In secondo luogo le misure annunciate “significano più debito per i paesi che ne faranno uso. Sia gli strumenti del Mes sia quelli della Commissione Europea – osserva Mai – sono strumenti di finanziamento, non di trasferimento, e si sommeranno ai livelli di deficit e debito dei paesi” che ne faranno uso (tanto che per l’Italia già si ipotizza un livello di debito/Pil tra il 160% e il 180% a fine anno, ndr). Ciò comporta anche un rischio di “stigma” per i paesi che vi accedono, cosa che potrebbe comportare in futuro oneri crescenti sul debito; infine anche Pimco sottolinea il problema della mancanza di mutualizzazione.

 

“Il recente lancio del programma di acquisto per contrastare i rischi della pandemia da 750 miliardi di euro della Bce in aggiunta al suo precedente impegno di 120 miliardi di acquisti di attività significa che la Bce può continuare a guadagnare tempo per i paesi sovrani” sottolineano gli uomini di Pimco. Tuttavia “i funzionari dell’area euro devono fare di più: non ci siamo ancora”, proprio come prova da giorni a fare capire il premier italiano Giuseppe Conte, cercando l’appoggio (apparso a tratti incerto) in primis di Emmanuel Macron e di Pedro Sanchez per vincere le ultime resistenze di Angela Merkel e Mark Rutte.

Record estratti:
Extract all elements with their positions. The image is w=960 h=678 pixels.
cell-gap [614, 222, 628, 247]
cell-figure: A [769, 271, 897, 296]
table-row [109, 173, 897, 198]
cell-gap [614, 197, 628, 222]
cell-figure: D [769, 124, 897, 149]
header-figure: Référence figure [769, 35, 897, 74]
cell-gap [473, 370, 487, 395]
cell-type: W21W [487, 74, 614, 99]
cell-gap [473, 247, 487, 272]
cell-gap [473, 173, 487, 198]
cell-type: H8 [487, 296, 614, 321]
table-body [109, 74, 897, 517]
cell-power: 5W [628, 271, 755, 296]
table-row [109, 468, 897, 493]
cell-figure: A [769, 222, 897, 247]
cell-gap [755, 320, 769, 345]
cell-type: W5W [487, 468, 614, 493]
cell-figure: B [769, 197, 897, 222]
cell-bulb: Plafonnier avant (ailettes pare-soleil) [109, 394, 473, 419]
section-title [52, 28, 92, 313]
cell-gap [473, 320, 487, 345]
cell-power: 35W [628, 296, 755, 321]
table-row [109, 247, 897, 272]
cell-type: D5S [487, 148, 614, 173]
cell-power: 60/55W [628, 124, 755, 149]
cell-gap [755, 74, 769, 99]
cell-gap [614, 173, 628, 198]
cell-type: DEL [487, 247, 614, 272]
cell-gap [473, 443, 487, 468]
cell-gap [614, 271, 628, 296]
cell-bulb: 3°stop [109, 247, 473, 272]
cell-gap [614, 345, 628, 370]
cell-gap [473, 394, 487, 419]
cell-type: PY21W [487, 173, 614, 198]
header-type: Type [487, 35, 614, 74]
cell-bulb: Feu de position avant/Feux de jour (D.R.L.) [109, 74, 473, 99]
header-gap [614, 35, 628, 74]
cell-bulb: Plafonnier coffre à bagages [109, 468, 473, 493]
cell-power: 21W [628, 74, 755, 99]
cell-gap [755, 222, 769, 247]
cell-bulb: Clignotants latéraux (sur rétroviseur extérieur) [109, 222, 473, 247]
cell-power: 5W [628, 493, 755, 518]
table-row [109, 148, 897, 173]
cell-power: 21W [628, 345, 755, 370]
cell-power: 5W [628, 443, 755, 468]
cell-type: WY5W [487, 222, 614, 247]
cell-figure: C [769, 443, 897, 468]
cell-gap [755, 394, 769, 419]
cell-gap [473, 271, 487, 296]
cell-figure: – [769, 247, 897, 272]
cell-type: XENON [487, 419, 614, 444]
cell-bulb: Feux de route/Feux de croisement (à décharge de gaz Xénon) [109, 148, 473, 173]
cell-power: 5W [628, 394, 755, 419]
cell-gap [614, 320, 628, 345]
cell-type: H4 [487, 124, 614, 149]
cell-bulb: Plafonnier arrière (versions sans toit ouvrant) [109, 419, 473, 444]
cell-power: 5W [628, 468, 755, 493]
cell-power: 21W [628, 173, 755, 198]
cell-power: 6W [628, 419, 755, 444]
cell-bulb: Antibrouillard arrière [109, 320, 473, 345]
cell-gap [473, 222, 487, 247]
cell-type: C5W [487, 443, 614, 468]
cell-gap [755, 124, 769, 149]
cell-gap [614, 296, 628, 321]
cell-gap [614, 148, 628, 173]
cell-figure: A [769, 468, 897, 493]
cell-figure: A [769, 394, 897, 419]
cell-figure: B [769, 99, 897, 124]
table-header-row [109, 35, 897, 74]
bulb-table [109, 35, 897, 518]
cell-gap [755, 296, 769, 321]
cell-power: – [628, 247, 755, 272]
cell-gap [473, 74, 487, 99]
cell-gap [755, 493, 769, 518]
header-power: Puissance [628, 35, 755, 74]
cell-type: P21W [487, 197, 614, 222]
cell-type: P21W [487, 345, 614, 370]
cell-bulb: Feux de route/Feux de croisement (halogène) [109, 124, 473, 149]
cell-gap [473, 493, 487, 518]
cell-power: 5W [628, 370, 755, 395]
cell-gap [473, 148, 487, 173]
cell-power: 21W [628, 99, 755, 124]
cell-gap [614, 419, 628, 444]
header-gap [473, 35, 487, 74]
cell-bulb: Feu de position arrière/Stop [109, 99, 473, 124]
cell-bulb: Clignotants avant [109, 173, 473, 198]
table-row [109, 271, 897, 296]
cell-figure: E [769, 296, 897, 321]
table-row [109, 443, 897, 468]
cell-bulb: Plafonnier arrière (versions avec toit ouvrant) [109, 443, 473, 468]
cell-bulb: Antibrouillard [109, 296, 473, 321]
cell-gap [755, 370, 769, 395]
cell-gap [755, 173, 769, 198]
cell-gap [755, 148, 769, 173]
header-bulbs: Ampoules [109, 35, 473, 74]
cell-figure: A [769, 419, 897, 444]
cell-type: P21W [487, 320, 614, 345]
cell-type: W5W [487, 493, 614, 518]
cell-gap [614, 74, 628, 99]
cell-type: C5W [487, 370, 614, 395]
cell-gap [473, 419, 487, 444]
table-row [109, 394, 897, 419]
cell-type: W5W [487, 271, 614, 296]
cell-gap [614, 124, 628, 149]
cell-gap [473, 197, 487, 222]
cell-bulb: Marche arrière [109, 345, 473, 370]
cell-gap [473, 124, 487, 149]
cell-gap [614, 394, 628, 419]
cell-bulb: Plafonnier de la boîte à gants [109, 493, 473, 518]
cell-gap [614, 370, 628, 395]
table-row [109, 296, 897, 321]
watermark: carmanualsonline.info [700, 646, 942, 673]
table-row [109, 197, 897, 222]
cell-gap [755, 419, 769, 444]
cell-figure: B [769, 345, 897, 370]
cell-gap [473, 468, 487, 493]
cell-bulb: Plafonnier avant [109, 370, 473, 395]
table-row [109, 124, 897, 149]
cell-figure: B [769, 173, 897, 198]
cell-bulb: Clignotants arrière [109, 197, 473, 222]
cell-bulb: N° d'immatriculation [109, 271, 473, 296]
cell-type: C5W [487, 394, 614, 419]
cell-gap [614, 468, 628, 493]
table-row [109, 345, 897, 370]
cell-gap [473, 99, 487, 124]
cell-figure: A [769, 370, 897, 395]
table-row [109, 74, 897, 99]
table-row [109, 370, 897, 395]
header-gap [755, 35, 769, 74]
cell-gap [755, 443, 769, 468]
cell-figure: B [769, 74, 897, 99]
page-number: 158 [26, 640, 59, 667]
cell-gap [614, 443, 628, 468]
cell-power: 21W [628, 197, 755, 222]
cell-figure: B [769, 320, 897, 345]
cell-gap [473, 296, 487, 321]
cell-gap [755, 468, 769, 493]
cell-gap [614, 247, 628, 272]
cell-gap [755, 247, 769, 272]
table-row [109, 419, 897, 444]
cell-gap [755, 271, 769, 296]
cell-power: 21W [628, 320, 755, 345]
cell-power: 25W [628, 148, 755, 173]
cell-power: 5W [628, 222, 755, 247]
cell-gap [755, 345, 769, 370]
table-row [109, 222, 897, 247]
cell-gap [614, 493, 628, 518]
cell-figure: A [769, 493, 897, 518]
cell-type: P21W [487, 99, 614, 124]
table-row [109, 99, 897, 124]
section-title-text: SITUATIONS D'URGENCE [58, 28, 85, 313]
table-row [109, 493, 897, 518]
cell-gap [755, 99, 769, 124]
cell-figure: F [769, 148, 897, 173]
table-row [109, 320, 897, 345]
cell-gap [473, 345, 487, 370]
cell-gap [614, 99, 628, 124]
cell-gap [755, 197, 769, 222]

Consegna: Ricopia dal testo sulle misure economiche europee il passo che va da "In secondo luogo" a "mancanza di mutualizzazione.".

Risposta:
In secondo luogo le misure annunciate “significano più debito per i paesi che ne faranno uso. Sia gli strumenti del Mes sia quelli della Commissione Europea – osserva Mai – sono strumenti di finanziamento, non di trasferimento, e si sommeranno ai livelli di deficit e debito dei paesi” che ne faranno uso (tanto che per l’Italia già si ipotizza un livello di debito/Pil tra il 160% e il 180% a fine anno, ndr). Ciò comporta anche un rischio di “stigma” per i paesi che vi accedono, cosa che potrebbe comportare in futuro oneri crescenti sul debito; infine anche Pimco sottolinea il problema della mancanza di mutualizzazione.